(Records from a dataset)
....
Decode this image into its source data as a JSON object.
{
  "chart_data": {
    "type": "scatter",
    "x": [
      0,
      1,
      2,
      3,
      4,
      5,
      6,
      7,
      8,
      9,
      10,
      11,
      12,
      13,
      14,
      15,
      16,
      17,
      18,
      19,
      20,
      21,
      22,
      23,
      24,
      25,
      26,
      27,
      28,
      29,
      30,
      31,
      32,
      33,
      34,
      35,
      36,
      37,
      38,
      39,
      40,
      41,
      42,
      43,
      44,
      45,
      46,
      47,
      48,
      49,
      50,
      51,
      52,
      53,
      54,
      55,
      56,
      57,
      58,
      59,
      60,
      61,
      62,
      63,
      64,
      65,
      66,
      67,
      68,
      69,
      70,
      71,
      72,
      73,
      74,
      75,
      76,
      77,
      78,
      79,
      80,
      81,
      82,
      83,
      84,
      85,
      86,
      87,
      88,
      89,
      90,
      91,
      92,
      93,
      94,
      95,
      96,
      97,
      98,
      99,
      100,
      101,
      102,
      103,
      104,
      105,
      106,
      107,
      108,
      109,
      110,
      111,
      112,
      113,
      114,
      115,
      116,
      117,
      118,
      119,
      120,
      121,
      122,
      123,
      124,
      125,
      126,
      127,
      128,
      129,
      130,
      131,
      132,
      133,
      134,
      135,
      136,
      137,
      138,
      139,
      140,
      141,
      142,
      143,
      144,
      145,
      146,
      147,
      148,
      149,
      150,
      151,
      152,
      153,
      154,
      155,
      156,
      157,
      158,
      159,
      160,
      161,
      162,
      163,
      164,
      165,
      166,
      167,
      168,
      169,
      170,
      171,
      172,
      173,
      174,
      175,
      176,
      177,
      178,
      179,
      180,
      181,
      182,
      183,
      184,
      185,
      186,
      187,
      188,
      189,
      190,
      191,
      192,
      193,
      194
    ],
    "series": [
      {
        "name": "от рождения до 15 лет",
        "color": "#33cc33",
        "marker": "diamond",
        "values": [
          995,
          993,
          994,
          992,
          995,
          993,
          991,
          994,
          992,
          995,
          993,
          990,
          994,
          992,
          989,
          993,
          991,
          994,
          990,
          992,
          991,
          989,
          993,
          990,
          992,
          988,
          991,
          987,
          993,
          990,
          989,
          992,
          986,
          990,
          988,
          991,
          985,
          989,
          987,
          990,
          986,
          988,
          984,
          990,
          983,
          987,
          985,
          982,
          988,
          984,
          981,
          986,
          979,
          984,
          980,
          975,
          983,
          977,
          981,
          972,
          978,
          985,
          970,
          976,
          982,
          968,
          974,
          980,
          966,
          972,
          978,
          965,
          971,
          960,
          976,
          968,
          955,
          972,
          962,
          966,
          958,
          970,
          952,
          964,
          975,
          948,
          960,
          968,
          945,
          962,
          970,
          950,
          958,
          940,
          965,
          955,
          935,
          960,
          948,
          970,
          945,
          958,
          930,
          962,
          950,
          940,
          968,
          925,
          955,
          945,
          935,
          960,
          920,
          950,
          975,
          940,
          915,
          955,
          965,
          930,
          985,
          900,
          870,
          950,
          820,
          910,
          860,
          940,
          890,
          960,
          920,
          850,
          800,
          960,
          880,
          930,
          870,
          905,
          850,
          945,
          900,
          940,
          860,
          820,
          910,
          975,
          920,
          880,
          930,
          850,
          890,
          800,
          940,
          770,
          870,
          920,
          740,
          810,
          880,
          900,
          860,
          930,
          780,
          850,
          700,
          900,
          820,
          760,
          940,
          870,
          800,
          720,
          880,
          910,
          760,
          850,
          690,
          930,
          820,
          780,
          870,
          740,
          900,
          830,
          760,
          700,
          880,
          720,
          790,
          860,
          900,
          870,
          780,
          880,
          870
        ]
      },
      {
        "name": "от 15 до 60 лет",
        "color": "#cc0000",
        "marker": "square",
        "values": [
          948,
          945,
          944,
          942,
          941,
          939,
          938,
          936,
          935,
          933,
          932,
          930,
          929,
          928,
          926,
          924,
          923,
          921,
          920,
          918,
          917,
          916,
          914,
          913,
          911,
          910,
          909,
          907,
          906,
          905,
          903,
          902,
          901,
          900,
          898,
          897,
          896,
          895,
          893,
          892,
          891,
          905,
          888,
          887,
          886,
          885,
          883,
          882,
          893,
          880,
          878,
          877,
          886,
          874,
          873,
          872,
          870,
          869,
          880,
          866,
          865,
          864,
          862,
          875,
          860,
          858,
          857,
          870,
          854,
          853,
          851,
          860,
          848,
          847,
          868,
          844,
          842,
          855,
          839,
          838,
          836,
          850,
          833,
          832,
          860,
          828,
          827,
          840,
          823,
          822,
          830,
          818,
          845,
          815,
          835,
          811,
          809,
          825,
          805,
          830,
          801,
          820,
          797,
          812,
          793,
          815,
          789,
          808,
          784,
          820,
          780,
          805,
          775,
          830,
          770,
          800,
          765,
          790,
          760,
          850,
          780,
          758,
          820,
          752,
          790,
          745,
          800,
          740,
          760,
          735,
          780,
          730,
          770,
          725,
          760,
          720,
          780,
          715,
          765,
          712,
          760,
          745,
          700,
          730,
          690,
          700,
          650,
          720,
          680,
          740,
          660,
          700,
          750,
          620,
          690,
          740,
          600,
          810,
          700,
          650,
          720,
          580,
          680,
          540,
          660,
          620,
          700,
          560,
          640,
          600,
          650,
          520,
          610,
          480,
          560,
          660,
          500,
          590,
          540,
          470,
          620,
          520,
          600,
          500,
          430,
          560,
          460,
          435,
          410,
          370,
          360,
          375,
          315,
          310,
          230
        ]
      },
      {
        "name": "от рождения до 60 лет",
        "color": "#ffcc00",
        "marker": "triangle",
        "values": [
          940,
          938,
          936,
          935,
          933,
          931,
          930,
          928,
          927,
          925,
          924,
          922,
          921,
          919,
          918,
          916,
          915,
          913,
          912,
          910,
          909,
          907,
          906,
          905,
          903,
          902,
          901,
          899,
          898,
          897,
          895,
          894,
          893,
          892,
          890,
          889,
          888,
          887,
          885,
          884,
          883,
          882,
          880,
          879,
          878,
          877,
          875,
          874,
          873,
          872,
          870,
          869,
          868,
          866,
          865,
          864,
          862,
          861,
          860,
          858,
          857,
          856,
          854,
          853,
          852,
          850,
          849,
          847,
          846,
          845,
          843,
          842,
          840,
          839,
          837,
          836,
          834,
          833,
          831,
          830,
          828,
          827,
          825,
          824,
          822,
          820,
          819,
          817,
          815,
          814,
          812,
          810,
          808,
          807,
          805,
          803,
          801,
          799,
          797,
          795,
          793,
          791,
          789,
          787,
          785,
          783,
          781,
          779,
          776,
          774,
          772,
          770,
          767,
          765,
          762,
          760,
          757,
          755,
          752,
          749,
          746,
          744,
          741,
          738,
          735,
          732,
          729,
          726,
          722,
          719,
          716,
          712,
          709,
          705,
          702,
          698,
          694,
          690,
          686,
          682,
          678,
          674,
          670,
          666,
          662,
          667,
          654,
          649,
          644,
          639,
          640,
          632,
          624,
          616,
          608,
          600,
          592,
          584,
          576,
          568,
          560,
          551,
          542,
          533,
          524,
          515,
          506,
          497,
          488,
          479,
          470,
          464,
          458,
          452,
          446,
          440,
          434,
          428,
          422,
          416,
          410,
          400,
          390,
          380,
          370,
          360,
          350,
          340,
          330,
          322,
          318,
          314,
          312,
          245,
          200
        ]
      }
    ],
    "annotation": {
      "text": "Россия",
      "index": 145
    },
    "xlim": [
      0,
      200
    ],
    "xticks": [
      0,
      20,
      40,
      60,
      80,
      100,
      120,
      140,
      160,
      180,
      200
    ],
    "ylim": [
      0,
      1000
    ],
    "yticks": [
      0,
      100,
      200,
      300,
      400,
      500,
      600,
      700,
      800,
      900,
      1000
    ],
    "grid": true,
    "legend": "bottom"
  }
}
....
Count every line above that holds the string "name" and give the total, nothing more.

Task result:
3